#### Excerpted data:
* * *
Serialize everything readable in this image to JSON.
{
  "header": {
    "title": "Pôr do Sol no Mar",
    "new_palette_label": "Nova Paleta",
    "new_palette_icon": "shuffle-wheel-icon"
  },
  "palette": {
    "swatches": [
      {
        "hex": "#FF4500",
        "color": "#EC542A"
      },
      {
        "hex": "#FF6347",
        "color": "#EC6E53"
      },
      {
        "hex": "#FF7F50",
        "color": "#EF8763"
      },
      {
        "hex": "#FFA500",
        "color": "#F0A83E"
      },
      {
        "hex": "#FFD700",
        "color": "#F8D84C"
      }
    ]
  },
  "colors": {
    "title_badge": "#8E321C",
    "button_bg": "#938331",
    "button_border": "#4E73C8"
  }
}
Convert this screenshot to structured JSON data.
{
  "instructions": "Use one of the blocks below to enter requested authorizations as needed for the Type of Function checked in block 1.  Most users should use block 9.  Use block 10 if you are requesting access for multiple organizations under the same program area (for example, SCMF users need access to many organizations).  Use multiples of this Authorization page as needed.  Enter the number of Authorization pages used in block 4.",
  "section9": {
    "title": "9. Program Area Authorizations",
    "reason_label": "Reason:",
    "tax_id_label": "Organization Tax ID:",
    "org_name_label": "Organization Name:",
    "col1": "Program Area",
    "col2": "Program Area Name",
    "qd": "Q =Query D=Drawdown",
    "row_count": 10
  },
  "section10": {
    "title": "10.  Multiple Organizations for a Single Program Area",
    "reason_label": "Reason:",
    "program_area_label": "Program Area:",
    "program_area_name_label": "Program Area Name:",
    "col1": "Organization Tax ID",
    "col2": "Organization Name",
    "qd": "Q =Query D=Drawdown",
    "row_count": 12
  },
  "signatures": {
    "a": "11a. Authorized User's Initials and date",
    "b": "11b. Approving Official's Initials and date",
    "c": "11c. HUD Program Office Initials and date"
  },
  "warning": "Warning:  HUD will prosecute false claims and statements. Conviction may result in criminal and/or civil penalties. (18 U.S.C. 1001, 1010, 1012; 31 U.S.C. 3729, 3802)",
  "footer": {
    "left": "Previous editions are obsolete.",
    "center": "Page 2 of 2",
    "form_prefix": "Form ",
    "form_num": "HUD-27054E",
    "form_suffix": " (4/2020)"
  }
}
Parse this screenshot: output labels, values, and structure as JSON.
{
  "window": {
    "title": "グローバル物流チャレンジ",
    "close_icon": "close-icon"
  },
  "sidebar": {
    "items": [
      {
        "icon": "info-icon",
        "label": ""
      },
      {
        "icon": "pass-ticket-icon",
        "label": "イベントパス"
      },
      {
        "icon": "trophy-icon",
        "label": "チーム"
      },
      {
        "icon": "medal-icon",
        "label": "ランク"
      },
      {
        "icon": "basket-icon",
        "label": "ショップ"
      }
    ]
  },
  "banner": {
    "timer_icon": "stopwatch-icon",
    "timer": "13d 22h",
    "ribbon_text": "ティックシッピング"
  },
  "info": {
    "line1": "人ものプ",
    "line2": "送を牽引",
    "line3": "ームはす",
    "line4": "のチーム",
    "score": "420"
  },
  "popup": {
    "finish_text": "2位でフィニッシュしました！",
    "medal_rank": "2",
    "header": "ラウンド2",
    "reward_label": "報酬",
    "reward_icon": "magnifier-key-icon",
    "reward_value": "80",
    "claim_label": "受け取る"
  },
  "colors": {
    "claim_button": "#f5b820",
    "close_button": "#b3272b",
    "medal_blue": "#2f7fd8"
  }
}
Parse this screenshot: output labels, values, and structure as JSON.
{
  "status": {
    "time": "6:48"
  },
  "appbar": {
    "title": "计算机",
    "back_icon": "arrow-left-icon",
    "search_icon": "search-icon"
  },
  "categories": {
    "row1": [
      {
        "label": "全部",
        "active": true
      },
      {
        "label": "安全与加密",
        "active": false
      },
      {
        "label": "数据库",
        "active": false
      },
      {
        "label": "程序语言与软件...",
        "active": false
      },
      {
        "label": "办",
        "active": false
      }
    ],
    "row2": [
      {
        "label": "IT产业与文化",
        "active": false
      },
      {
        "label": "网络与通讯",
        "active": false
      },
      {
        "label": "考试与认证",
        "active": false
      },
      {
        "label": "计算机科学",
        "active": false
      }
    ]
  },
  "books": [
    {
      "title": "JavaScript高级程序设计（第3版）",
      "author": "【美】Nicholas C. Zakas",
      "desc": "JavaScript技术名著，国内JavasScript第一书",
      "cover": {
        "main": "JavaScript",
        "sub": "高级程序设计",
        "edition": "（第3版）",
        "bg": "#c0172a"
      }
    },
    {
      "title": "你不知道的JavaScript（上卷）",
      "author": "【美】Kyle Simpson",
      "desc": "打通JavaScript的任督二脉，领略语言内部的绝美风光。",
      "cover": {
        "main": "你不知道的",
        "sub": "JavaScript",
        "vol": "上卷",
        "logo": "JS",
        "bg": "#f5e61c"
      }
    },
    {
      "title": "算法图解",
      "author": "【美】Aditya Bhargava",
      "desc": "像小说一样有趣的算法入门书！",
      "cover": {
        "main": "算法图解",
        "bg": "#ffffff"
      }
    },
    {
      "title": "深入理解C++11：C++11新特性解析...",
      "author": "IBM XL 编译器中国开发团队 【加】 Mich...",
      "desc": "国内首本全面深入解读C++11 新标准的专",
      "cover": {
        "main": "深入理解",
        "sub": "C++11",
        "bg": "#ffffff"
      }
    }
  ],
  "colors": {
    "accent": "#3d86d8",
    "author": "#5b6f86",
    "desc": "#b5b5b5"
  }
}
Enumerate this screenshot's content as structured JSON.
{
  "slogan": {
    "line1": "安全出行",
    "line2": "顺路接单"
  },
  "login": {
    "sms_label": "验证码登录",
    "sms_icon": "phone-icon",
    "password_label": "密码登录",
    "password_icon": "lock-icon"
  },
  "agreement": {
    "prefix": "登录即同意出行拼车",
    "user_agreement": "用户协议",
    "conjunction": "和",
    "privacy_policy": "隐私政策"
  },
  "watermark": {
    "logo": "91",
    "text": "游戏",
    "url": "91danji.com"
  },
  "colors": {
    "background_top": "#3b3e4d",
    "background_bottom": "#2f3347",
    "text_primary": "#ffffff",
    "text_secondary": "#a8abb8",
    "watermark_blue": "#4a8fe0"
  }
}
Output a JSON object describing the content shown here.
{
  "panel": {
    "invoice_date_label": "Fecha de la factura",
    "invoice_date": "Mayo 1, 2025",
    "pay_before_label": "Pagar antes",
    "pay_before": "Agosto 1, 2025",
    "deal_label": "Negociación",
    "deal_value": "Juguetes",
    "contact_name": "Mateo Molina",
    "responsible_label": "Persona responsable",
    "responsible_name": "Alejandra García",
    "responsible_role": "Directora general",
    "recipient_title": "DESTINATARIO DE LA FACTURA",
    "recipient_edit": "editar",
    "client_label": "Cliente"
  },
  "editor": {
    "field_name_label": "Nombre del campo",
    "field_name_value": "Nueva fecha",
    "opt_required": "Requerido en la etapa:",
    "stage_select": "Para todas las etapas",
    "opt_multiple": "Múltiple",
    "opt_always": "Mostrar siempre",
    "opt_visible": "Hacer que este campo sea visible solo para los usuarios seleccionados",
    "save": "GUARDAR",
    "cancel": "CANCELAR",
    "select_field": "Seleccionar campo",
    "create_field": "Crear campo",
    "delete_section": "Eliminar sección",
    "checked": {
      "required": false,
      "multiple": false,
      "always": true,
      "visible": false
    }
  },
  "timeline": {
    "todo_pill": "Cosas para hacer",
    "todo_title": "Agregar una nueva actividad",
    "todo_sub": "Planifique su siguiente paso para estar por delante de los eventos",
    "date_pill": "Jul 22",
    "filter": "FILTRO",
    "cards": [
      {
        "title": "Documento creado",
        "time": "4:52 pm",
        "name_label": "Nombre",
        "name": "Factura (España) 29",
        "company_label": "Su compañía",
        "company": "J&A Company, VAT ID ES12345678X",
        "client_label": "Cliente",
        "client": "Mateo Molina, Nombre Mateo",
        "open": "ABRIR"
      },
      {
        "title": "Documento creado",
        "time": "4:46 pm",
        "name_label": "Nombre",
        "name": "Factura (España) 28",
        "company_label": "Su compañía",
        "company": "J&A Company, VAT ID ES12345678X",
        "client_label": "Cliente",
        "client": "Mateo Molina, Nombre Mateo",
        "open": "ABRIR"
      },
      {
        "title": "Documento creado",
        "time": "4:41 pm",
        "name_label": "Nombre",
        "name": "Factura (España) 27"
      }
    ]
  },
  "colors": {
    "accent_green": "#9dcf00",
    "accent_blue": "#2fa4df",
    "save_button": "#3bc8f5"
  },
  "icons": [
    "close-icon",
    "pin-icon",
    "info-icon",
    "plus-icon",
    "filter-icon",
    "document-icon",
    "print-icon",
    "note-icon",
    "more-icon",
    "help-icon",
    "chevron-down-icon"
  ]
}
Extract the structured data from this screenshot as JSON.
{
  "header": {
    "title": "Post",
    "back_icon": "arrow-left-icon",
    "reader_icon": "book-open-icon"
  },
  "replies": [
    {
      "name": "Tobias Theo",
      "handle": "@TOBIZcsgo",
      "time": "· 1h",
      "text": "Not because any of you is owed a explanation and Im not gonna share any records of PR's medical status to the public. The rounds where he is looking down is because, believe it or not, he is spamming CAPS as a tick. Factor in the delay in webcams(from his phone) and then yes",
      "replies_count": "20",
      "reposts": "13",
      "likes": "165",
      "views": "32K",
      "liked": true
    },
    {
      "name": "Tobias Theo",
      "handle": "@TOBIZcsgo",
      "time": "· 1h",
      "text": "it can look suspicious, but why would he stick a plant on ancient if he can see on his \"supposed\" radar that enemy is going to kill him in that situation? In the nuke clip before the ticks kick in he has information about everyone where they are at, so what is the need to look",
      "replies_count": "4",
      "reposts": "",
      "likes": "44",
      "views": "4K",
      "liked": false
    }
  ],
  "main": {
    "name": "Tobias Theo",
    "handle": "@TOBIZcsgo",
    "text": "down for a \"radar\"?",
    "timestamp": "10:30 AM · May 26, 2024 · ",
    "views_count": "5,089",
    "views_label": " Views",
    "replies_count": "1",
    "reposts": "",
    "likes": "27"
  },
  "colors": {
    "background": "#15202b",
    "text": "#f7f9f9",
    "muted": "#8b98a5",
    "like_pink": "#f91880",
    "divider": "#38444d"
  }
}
* * *
#### Your goal:
In the listing, find all lines with the string "phone" and copy them.

#### Solution for this task:
    "sms_icon": "phone-icon",
      "text": "Not because any of you is owed a explanation and Im not gonna share any records of PR's medical status to the public. The rounds where he is looking down is because, believe it or not, he is spamming CAPS as a tick. Factor in the delay in webcams(from his phone) and then yes",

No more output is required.